**任务目标**
**1.** 请从这篇动态规划文章中摘录从“动态规划不在于记住dp table里填什么,而在于找到subproblems。”起一直到“少包含一个数字)并返回其和。”为止的全部文字，首尾都包括在内。
**2.** 请把记录中从含有“Patent image size: (1271, 994).”的那一行起、一直到记录末尾的各行整理成编号列表，首尾两行都算在内，空行不列。只列出这些行。

**原文段落**
时间:2019-09-28 01:02:16      阅读:112      评论:0      收藏:0      [点我收藏+]

标签:pat   search   sequence   元素   nbsp   i++   大小写   com   min   

动态规划不在于记住dp table里填什么,而在于找到subproblems。

53. Maximum Subarray 最大子序列和

https://leetcode.com/problems/maximum-subarray/

题目:给定整数数组nums,查找具有最大和的连续子数组(至少包含一个数字)并返回其和。

思路:在[-2,1,-3,4,-1,2,1,-5,4]对应的dp table中,index=3对应的subproblem是从index=0到index=3这个子列的最大子序列和是多少。对于每个subproblem,有两种选择,一种仅选择当前子列的最后一位,一种是选择之前的最大值加上当前值,选择二者中较大的那个。在dp table中表示就是[-2,1,-2,4,3,5,6,1,5],最大值为6。

class Solution {
    public int maxSubArray(int[] nums) {
        int res = Integer.MIN_VALUE;
        int cur = 0;
        for(int num : nums){
            cur = Math.max(cur+num, num);
            res = Math.max(res, cur);
        }
        return res;
    }
}

72. Edit Distance 最短编辑距离

https://leetcode.com/problems/edit-distance/

题目:给定两个单词Word 1和Word2,找到将word 1转换为Word2所需的最小操作数。允许对一个单词执行以下3种操作:插入字符、删除字符、替换字符。

思路:

class Solution {
    public int minDistance(String word1, String word2) {
        int a = word1.length();
        int b = word2.length();
        int[][] dp = new int[b+1][a+1];
        dp[0][0] = 0;
        for(int i = 1; i < a+1; i++) {
            dp[0][i] = i;
        }
        for(int i = 1; i < b+1; i++) {
            dp[i][0] = i;
        }
        for(int j = 1; j < b+1; j++) {
            for(int i = 1; i < a+1; i++) {
                if(word1.charAt(i-1) == word2.charAt(j-1)){
                    dp[j][i] = dp[j-1][i-1];
                } else {
                    int temp = Math.min(dp[j-1][i], dp[j-1][i-1]);
                    dp[j][i] = Math.min(temp, dp[j][i-1]) + 1;
                }
            }
        }
        return dp[b][a];
    }
}

322. Coin Change 换硬币

https://leetcode.com/problems/coin-change/

题目:你会得到不同面额的硬币和总金额。编写一个函数来计算弥补这个数量所需的最少硬币数。如果这个数额的钱不能由任何组合的硬币,返回-1。

**所给数据**
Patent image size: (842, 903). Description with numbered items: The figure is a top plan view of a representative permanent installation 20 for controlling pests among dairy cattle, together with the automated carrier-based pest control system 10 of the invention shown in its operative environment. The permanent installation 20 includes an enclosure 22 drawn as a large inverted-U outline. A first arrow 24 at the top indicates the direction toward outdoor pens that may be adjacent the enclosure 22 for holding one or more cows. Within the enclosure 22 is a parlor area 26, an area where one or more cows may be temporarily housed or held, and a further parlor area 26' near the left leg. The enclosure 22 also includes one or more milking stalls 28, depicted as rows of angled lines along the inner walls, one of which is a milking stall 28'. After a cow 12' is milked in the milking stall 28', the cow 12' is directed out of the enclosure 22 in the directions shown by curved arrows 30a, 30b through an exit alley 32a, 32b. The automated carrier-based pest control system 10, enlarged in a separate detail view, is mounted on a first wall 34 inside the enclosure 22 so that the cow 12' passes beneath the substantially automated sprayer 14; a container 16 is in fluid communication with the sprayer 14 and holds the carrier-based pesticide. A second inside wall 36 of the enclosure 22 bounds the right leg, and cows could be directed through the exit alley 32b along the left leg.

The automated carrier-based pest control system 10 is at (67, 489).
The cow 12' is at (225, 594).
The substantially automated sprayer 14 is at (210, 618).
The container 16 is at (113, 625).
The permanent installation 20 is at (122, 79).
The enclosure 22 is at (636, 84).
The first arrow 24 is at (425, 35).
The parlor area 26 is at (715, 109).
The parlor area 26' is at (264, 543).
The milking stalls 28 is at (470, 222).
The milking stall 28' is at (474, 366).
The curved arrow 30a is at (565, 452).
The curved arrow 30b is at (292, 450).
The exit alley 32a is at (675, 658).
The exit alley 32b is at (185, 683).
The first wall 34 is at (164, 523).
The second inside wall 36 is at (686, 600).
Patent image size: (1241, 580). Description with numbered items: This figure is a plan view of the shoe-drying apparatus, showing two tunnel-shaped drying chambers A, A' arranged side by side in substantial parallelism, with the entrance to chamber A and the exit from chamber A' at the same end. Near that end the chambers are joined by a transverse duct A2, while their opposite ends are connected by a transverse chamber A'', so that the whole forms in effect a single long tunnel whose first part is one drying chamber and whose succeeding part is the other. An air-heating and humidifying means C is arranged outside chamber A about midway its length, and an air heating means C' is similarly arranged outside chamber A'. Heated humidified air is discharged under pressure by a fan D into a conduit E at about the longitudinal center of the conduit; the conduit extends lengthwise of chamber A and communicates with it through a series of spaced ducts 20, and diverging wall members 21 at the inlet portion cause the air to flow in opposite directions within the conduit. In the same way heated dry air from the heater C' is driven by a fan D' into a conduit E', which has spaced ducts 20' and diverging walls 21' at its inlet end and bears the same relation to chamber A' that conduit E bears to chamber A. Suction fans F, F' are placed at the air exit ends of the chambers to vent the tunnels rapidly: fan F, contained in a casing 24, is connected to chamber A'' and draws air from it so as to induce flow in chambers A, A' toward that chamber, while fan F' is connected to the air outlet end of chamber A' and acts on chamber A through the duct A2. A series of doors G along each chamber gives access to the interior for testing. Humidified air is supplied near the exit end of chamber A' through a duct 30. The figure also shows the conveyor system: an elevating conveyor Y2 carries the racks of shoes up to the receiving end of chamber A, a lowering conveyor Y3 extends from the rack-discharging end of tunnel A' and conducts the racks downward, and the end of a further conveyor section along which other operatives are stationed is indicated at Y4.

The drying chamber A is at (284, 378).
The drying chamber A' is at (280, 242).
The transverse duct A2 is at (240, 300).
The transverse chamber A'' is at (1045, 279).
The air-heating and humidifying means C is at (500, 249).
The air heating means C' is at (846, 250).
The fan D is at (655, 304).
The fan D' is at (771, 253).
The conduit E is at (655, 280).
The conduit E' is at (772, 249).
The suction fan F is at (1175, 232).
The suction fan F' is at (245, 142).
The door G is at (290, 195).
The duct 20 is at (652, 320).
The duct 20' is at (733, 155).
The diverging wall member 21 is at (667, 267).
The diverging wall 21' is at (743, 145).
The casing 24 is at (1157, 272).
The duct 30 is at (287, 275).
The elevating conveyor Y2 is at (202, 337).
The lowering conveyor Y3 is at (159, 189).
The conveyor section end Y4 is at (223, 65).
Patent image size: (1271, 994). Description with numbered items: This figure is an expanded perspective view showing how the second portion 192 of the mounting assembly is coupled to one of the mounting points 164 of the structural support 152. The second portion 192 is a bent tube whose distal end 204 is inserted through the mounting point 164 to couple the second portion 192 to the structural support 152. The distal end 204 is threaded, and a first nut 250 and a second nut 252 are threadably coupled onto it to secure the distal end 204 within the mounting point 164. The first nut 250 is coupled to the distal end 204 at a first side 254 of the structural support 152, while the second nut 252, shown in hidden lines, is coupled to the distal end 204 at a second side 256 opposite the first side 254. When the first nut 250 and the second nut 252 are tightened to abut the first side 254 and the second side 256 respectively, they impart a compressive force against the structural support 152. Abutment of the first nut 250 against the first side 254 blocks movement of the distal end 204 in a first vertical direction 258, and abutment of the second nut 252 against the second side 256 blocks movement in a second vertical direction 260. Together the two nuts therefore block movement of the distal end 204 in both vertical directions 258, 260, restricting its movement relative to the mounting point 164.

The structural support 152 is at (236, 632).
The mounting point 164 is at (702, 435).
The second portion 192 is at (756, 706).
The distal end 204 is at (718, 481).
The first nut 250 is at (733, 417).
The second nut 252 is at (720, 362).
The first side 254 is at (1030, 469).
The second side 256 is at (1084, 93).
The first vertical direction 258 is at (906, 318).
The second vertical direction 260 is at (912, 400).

**各题答案**
**1.**
动态规划不在于记住dp table里填什么,而在于找到subproblems。

53. Maximum Subarray 最大子序列和

https://leetcode.com/problems/maximum-subarray/

题目:给定整数数组nums,查找具有最大和的连续子数组(至少包含一个数字)并返回其和。

**2.**
1. Patent image size: (1271, 994). Description with numbered items: This figure is an expanded perspective view showing how the second portion 192 of the mounting assembly is coupled to one of the mounting points 164 of the structural support 152. The second portion 192 is a bent tube whose distal end 204 is inserted through the mounting point 164 to couple the second portion 192 to the structural support 152. The distal end 204 is threaded, and a first nut 250 and a second nut 252 are threadably coupled onto it to secure the distal end 204 within the mounting point 164. The first nut 250 is coupled to the distal end 204 at a first side 254 of the structural support 152, while the second nut 252, shown in hidden lines, is coupled to the distal end 204 at a second side 256 opposite the first side 254. When the first nut 250 and the second nut 252 are tightened to abut the first side 254 and the second side 256 respectively, they impart a compressive force against the structural support 152. Abutment of the first nut 250 against the first side 254 blocks movement of the distal end 204 in a first vertical direction 258, and abutment of the second nut 252 against the second side 256 blocks movement in a second vertical direction 260. Together the two nuts therefore block movement of the distal end 204 in both vertical directions 258, 260, restricting its movement relative to the mounting point 164.
2. The structural support 152 is at (236, 632).
3. The mounting point 164 is at (702, 435).
4. The second portion 192 is at (756, 706).
5. The distal end 204 is at (718, 481).
6. The first nut 250 is at (733, 417).
7. The second nut 252 is at (720, 362).
8. The first side 254 is at (1030, 469).
9. The second side 256 is at (1084, 93).
10. The first vertical direction 258 is at (906, 318).
11. The second vertical direction 260 is at (912, 400).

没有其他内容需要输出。